Scan each line of the records for the word "category" and extract the ones that have it.

Saved entries

___

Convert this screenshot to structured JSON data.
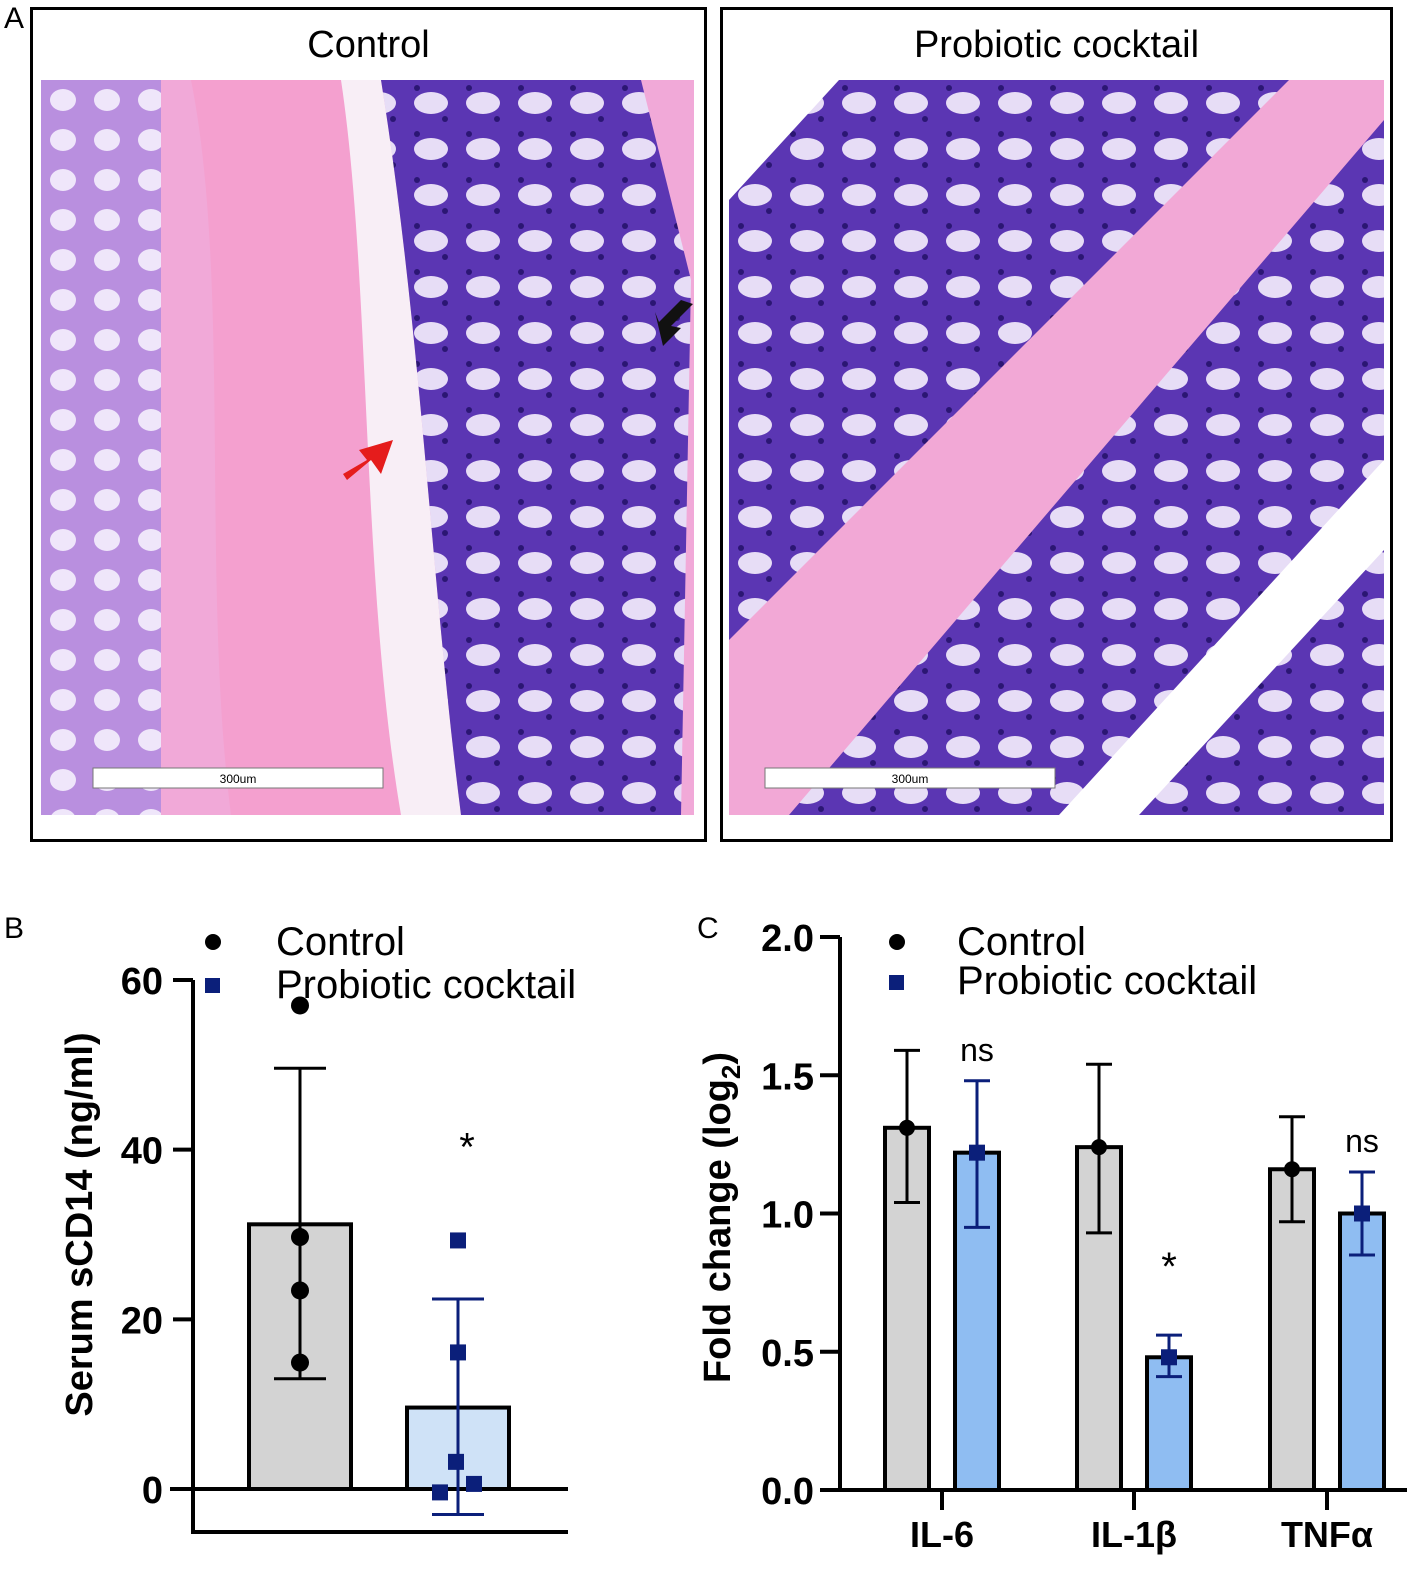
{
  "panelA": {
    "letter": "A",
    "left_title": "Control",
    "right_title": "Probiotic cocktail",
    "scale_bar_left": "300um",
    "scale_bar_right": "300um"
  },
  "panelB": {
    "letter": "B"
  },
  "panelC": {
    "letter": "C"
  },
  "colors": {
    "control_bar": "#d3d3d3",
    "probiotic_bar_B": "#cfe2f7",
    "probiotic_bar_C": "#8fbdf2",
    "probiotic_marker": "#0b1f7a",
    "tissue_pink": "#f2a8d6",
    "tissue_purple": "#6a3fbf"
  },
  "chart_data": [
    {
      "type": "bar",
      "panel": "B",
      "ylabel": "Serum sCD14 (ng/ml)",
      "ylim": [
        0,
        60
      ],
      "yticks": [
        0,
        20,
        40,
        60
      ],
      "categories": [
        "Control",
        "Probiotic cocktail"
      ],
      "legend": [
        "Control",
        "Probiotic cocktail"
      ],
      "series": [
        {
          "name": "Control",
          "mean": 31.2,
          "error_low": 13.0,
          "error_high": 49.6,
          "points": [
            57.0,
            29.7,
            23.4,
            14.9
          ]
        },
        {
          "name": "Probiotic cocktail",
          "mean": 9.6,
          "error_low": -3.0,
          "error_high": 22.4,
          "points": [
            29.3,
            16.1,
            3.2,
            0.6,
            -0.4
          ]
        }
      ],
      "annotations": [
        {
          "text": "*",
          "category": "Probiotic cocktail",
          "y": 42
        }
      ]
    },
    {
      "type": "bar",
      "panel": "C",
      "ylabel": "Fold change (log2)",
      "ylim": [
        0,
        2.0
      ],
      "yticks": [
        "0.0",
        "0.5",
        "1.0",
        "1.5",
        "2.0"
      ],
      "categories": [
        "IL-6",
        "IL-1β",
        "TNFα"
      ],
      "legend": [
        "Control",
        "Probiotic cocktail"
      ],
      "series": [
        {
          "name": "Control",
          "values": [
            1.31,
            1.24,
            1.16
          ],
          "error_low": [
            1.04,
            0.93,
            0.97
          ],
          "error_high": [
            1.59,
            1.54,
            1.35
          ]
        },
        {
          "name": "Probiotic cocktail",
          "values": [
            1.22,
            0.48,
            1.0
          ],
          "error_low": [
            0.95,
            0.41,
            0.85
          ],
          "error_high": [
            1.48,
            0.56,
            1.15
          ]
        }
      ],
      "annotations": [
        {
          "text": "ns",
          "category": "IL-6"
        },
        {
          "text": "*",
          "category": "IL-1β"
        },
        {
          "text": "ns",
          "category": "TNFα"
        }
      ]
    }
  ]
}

___

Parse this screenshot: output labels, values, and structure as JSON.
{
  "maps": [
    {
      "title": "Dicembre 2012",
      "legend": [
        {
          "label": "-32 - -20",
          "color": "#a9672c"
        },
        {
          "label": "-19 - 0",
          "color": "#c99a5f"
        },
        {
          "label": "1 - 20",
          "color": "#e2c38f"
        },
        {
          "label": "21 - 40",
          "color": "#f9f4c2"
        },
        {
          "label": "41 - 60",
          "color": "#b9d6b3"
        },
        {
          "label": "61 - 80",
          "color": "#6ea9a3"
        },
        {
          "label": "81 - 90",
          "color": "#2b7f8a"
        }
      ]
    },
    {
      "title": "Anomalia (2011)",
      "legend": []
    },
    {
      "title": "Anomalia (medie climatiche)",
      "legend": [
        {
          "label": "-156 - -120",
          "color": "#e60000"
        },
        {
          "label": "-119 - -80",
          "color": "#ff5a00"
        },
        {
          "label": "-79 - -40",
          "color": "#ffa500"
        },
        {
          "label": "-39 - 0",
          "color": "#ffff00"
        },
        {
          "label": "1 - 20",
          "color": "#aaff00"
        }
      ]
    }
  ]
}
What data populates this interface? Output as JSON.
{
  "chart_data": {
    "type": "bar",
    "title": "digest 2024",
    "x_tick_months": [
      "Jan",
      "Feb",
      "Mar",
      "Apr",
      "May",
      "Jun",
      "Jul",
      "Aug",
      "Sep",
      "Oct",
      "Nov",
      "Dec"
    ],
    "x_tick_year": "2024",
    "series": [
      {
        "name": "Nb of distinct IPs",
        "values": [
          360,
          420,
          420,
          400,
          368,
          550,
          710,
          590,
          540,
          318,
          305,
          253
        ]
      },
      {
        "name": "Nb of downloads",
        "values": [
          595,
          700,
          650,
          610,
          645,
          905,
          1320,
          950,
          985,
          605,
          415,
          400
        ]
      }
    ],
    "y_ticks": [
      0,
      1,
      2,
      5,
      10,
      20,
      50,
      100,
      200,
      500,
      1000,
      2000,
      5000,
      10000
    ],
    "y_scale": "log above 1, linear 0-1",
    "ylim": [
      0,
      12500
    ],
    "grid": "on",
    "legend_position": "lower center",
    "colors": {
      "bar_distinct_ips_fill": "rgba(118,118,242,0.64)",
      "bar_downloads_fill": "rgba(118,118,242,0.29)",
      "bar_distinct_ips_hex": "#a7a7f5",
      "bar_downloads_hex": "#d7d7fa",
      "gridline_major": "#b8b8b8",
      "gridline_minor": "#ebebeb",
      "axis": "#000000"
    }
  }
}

___

• [TASK ANSWER]:
          "category": "Probiotic cocktail",
          "category": "IL-6"
          "category": "IL-1β"
          "category": "TNFα"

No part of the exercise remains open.